**Objective:**
Lines that hold the word "description" should be located and copied.

Stored data entries
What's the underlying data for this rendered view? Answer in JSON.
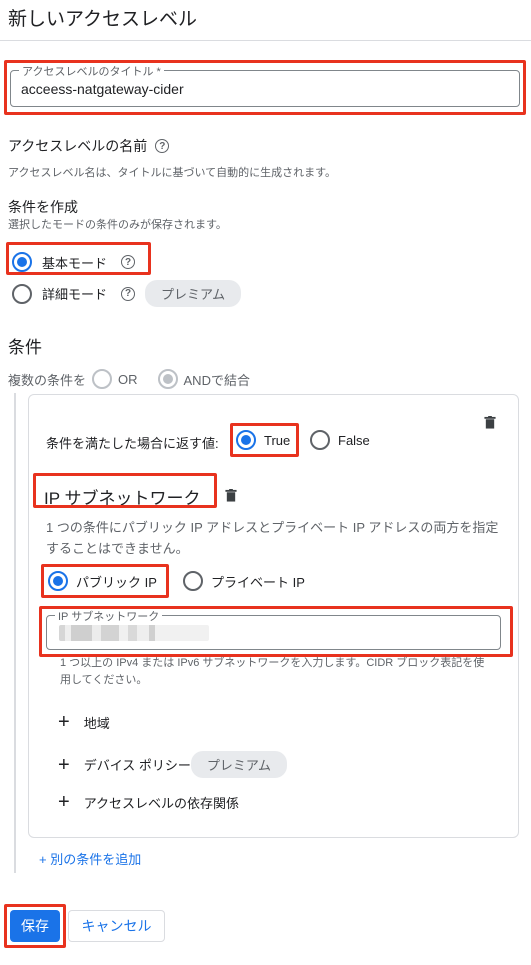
{
  "header": {
    "title": "新しいアクセスレベル"
  },
  "title_field": {
    "label": "アクセスレベルのタイトル *",
    "value": "acceess-natgateway-cider"
  },
  "name_section": {
    "heading": "アクセスレベルの名前",
    "description": "アクセスレベル名は、タイトルに基づいて自動的に生成されます。"
  },
  "create_condition": {
    "heading": "条件を作成",
    "description": "選択したモードの条件のみが保存されます。",
    "basic_mode": "基本モード",
    "advanced_mode": "詳細モード",
    "premium_badge": "プレミアム"
  },
  "conditions": {
    "heading": "条件",
    "combine_label": "複数の条件を",
    "or_label": "OR",
    "and_label": "ANDで結合"
  },
  "condition_card": {
    "return_label": "条件を満たした場合に返す値:",
    "true_label": "True",
    "false_label": "False",
    "ip_heading": "IP サブネットワーク",
    "ip_note": "1 つの条件にパブリック IP アドレスとプライベート IP アドレスの両方を指定することはできません。",
    "public_ip": "パブリック IP",
    "private_ip": "プライベート IP",
    "subnet_field_label": "IP サブネットワーク",
    "subnet_help": "1 つ以上の IPv4 または IPv6 サブネットワークを入力します。CIDR ブロック表記を使用してください。",
    "add_region": "地域",
    "add_device_policy": "デバイス ポリシー",
    "device_premium": "プレミアム",
    "add_dependency": "アクセスレベルの依存関係"
  },
  "add_condition_link": "+ 別の条件を追加",
  "actions": {
    "save": "保存",
    "cancel": "キャンセル"
  },
  "colors": {
    "accent": "#1a73e8",
    "highlight": "#e8321e"
  }
}
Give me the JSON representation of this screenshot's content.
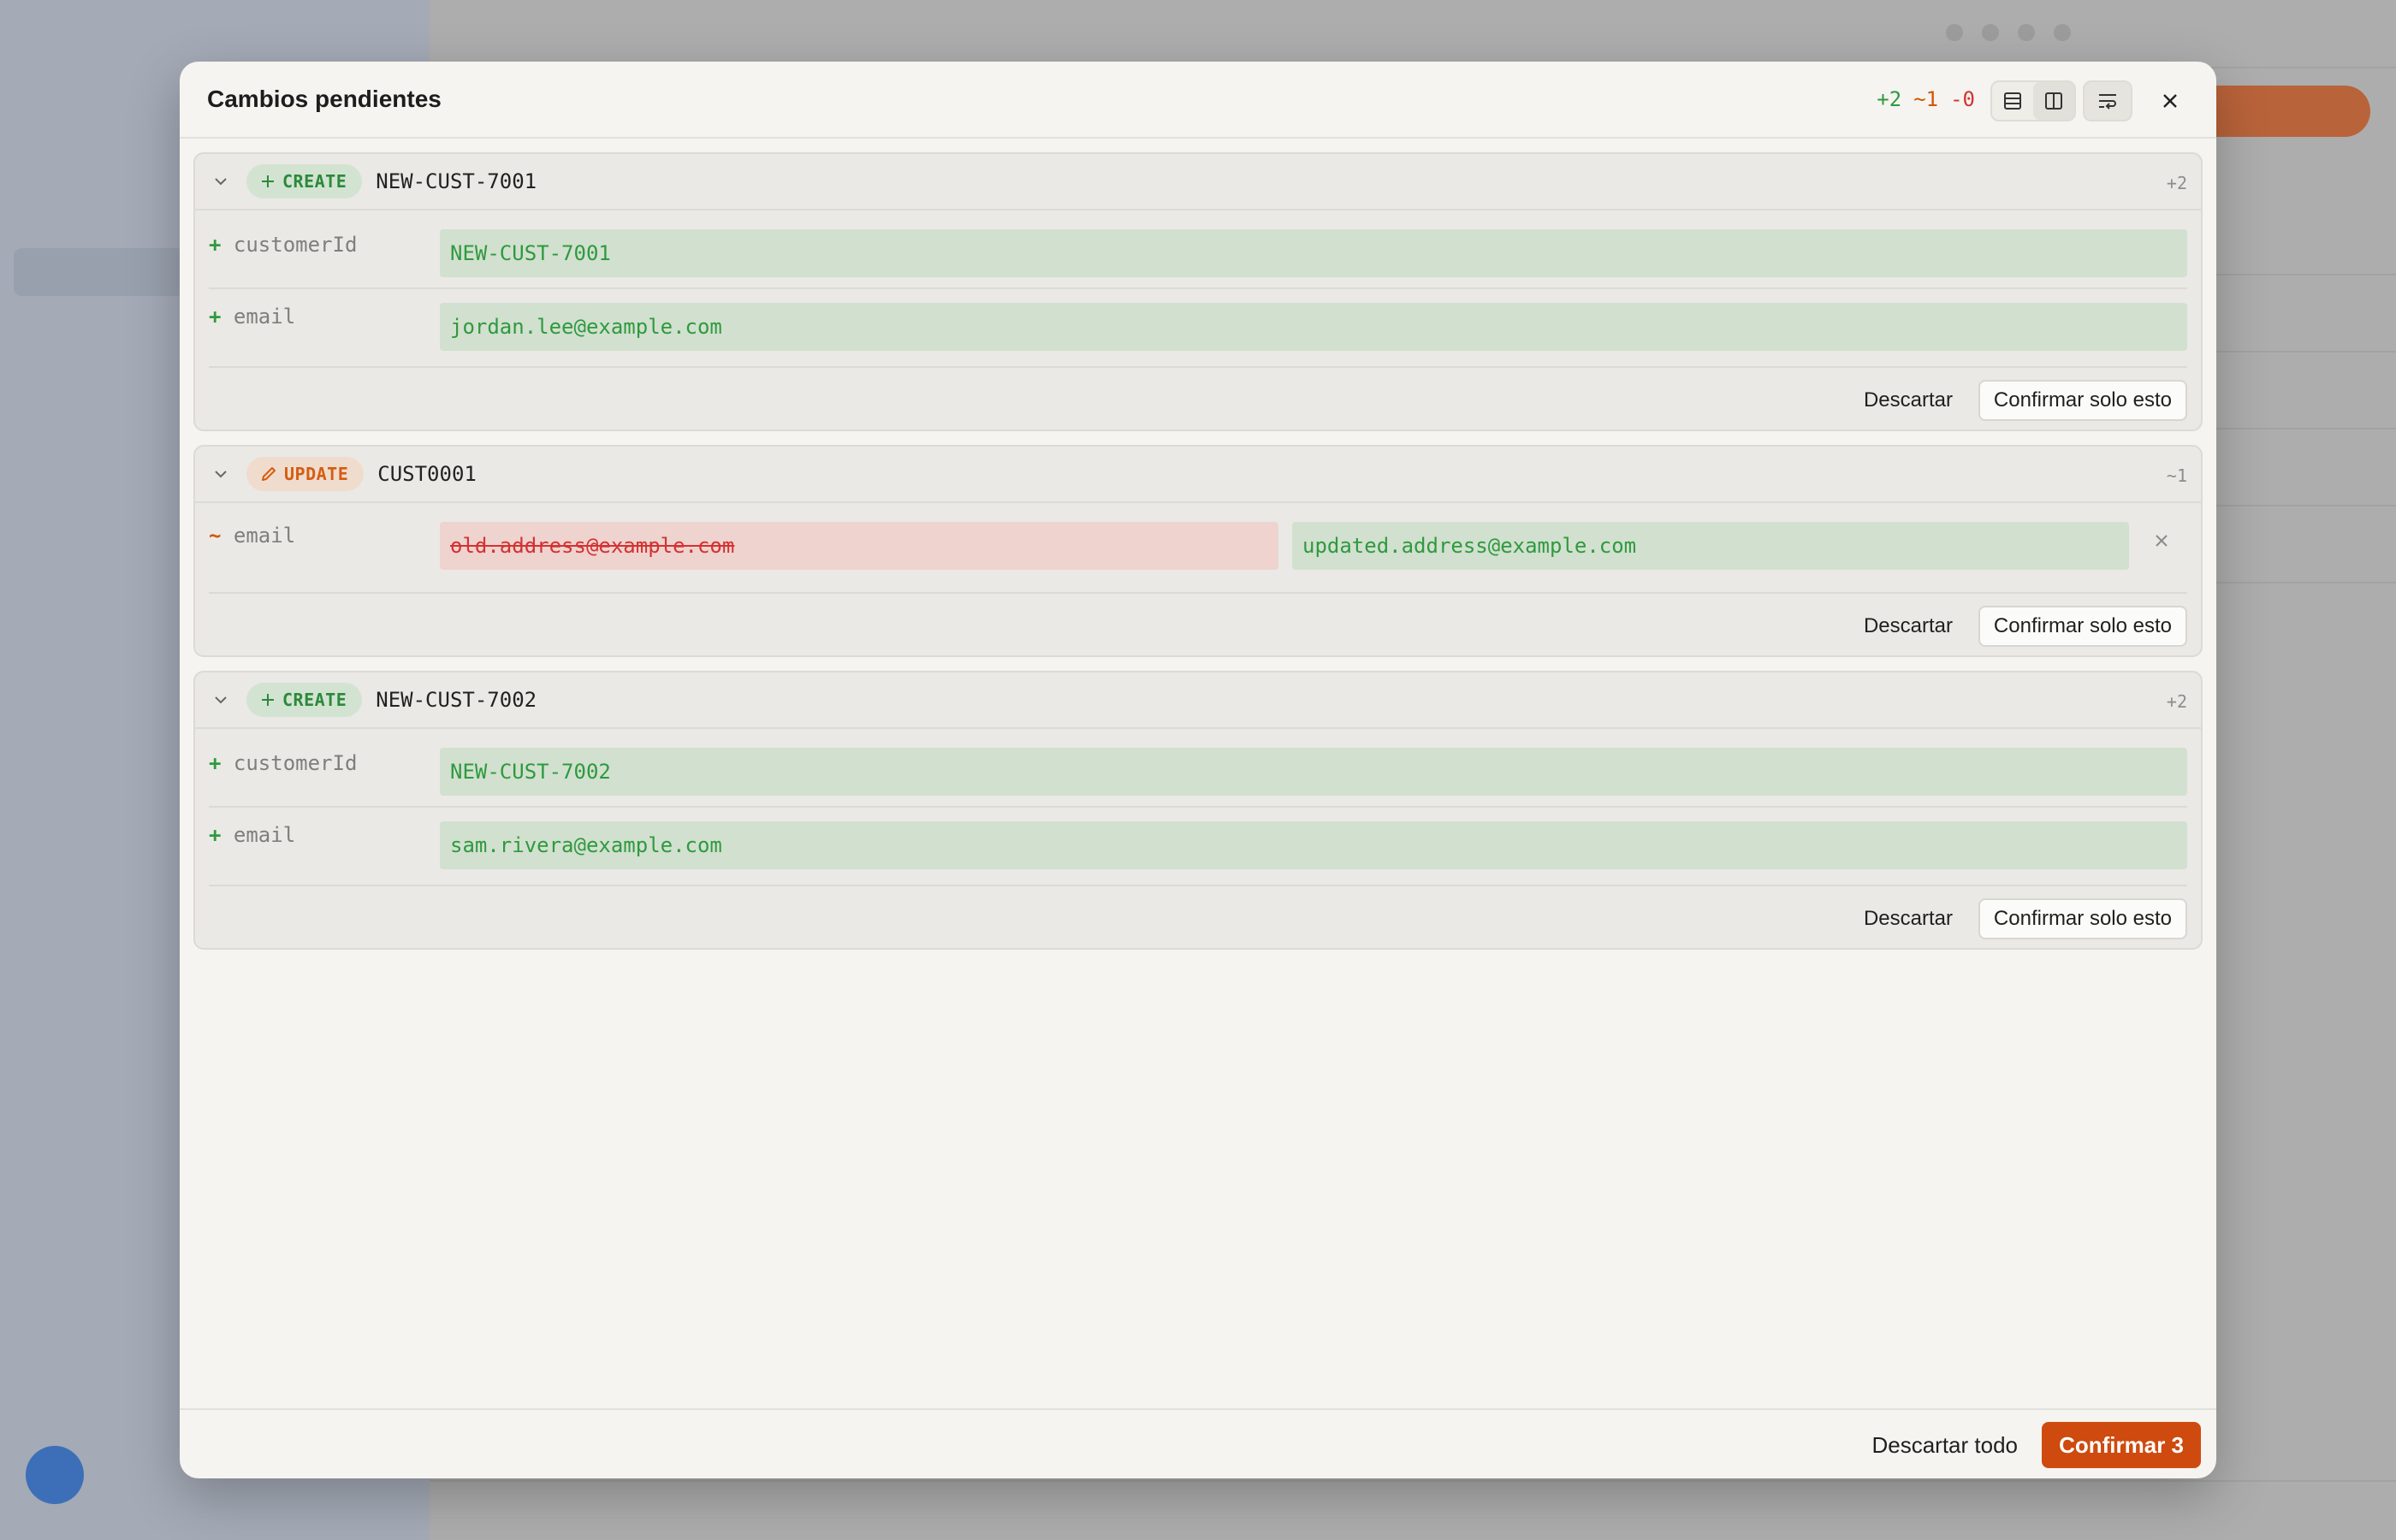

**Complete answer:**
    "description": "アクセスレベル名は、タイトルに基づいて自動的に生成されます。"
    "description": "選択したモードの条件のみが保存されます。",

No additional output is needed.